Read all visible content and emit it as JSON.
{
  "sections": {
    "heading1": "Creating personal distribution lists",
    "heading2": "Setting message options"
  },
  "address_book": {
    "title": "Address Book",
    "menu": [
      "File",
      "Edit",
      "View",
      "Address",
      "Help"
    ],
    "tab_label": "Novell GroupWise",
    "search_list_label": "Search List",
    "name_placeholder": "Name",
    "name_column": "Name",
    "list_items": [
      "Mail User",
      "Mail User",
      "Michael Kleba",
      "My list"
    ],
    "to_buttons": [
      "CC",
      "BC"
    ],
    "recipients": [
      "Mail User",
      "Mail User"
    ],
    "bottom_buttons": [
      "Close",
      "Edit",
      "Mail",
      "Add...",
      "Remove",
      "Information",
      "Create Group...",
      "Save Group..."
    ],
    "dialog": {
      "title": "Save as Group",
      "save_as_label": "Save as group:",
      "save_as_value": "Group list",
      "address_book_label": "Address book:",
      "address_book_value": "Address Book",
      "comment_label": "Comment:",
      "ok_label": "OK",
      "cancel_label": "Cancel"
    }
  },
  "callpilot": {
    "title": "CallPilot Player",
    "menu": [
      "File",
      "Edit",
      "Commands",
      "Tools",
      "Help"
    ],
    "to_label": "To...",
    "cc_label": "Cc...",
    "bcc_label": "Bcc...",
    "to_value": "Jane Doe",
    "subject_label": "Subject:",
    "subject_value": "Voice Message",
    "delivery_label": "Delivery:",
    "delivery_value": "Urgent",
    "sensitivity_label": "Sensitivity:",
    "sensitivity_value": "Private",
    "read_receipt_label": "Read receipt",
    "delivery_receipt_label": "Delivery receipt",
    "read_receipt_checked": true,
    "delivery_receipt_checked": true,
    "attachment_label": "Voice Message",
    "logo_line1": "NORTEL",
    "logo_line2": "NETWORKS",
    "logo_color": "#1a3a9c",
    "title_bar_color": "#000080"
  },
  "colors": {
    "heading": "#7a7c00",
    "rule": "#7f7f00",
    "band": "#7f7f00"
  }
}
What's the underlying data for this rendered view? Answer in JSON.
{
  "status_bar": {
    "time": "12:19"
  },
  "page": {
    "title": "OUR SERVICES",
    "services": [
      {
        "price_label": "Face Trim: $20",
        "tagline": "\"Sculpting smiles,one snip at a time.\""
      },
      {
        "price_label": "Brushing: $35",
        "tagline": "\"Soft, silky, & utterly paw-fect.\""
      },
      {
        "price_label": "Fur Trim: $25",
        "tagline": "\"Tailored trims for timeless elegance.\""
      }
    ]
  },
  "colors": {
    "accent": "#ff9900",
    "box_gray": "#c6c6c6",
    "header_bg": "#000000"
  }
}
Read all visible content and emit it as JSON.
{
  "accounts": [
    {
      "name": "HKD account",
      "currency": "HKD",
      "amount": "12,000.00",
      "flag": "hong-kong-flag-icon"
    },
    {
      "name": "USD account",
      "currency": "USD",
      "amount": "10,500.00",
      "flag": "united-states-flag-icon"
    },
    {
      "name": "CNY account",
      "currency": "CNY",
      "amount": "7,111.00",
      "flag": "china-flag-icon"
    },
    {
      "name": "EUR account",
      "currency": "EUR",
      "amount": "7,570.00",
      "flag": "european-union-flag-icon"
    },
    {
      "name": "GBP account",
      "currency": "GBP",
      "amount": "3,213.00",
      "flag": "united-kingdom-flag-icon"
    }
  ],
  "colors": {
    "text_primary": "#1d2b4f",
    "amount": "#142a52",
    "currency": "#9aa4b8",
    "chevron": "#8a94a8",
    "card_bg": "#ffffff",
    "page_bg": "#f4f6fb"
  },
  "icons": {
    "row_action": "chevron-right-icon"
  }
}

▶ _Problem description_:
Reproduce each line of the material containing the word "amount".

▶ _Written answer_:
      "amount": "12,000.00",
      "amount": "10,500.00",
      "amount": "7,111.00",
      "amount": "7,570.00",
      "amount": "3,213.00",
    "amount": "#142a52",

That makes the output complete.